● Задание
Продолжите фрагмент о монадах Лейбница и плюралистическом монизме, начав сразу после его последнего предложения.

● Выбранный фрагмент
++++++++

Лейбниц дал обоснование онтологической ситуации в отношении субстанций, где каждая в себе есть универсум, «мир в целом» (образно представить такие свойства субстанций невозможно, ибо образ опирается на чувственное познание, а не на объективное). Из этого, кстати, следует, что если любая субстанция является относительно себя самой единственной и абсолютной, то для человека, суть которого заключена в его душе (видовой субстанции), его единственным миром, миром в целом душа и является. Интуитивное понимание этого в истории философии и вызывает постоянный крен в сторону антропологии.

Лейбницевское отношение монад лейбницианцы называют «плюралистическим монизмом» (само словосочетание введено в обиход лейбницианцем А.А. Козловым). Название верное, если следовать обоим взаимоисключающим его положениям, однако у лейбницианцев это получается гораздо хуже (а вернее, вовсе не получается), чем у самого Лейбница, ибо они пытаются решить проблему механически - соединяя эти два положения либо в пользу монизма, либо в пользу плюрализма [88]. Так, А.А. Козлов, примыкая к Лотце, фактически лишает субстанцию свойств абсолюта, развивая идею о взаимодействии субстанций. Он совершенно превратно трактует мысль Лейбница о том, что «всё существующее в его целом есть вполне замкнутое мировое целое». Истинно существующее у Лейбница только монада.

++++++++

● Извлечённые данные
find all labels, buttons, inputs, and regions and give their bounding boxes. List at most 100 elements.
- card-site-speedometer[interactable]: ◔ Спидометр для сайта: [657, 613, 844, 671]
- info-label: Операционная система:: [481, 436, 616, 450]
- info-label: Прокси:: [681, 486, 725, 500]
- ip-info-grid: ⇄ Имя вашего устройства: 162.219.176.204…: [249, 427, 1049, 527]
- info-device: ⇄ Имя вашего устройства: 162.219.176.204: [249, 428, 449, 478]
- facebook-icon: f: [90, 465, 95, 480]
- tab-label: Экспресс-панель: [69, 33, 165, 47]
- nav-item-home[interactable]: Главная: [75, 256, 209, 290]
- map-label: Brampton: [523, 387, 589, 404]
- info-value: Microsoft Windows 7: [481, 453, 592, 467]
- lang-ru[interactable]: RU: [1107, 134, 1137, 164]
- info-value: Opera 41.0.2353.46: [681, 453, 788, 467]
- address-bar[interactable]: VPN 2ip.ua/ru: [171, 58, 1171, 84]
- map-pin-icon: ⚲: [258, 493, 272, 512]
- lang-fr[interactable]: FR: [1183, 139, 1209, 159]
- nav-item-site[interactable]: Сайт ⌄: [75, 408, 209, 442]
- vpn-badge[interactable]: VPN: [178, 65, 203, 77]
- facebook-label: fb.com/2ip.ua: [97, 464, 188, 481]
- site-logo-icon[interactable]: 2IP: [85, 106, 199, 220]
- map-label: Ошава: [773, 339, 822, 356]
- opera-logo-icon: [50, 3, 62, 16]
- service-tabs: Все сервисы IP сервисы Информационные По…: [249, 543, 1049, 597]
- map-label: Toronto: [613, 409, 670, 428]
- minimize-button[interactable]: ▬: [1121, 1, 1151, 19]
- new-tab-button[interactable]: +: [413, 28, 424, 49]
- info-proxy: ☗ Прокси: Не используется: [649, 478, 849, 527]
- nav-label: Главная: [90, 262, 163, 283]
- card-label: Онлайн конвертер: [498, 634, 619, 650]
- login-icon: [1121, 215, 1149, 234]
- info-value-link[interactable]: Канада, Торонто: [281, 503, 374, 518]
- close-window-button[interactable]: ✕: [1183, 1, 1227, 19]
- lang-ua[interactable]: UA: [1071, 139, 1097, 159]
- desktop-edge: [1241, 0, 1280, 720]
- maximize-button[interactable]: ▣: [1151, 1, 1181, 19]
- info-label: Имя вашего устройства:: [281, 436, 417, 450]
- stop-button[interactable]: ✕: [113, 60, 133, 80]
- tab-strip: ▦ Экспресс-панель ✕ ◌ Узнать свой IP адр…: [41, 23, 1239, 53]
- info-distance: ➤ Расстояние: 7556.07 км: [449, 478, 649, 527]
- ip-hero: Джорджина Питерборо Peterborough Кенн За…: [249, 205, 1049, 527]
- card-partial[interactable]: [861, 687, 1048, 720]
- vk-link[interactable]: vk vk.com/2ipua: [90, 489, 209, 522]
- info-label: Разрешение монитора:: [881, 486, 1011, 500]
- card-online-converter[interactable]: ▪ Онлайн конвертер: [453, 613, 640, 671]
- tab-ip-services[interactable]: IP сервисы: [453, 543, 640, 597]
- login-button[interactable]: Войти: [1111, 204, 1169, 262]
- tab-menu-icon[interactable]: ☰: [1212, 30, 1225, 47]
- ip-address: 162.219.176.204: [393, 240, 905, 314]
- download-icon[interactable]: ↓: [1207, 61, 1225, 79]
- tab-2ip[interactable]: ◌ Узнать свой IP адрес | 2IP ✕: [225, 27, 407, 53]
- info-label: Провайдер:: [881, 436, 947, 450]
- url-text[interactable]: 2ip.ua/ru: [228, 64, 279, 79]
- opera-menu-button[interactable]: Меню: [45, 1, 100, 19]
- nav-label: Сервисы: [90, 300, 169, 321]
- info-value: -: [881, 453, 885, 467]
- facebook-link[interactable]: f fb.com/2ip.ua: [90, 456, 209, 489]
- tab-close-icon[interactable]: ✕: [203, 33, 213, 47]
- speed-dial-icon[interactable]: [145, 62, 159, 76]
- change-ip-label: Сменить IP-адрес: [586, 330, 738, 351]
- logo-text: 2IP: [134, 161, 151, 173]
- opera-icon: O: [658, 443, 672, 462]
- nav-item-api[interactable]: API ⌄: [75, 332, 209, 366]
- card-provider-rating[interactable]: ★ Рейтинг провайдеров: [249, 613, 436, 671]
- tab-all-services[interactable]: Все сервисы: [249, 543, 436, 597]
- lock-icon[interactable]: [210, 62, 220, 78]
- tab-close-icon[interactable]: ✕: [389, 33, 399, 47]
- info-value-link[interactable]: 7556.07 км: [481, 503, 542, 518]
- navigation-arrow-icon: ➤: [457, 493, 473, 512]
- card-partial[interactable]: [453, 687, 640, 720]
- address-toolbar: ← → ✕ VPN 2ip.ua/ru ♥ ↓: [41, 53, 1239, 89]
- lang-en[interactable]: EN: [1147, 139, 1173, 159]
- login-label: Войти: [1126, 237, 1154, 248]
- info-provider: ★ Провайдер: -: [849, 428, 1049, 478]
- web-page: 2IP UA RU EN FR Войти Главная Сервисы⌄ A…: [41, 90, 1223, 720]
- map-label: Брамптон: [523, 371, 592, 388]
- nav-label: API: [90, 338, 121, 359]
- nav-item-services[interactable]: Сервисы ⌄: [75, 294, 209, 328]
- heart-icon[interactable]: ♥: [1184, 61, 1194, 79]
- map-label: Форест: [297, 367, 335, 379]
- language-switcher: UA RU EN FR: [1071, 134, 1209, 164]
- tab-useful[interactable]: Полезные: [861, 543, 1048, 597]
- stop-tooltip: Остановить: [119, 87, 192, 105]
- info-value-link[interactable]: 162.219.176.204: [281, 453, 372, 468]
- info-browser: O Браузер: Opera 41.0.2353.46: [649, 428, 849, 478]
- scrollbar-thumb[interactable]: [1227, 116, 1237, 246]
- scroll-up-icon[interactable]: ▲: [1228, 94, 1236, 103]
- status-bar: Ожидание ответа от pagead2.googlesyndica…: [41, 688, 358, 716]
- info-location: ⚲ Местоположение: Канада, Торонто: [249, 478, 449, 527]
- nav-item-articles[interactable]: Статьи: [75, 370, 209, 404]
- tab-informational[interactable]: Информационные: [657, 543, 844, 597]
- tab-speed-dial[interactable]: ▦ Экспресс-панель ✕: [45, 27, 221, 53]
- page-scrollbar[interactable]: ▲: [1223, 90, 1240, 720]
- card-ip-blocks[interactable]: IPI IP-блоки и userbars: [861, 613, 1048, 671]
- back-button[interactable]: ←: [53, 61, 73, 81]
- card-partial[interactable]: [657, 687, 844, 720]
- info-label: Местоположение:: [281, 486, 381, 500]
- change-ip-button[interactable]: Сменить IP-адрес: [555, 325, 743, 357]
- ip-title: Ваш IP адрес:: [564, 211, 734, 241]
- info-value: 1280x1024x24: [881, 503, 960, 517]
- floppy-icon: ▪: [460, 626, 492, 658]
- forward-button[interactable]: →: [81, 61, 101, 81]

++++++++

● Ответ к заданию
Истинный же принцип плюралистического монизма позволяет разрешить логическое противоречие между несовместимостью монизма и плюрализма с одной стороны, а с другой - преодолеть невозможность приложения к плюралистическому миру монистической диалектической логики тождества противоположностей. В итоге, убеждаемся в том, что иерархия форм материи и даже синархия их - результат чувственного восприятия, результат осознанного перцептивного синтеза (апперцепции). Платон, говоря о подобии эмпирического мира миру идей (субстанции) употребил очень ёмкое слово «правдоподобное». В нём заключён глубокий смысл. Так, иерархия форм материи (в эмпиризме, метафизике, натурфилософии и т.п.) по идее должна строиться, ориентируясь на данные онтологии (плюралистический монизм, или радикальный антиредукционизм), тогда получится не абсурд, не хаос, который продемонстрировал ХХ век в концепции уровней, а правдоподобие. И чем строже следовать выводам плюралистического монизма, тем больше правдоподобие приближается к правде, истине. Хотя, конечно, это только приближение, ибо эмпиризм - всегда есть плюрализм, а истина как таковая присутствует только в диалектике.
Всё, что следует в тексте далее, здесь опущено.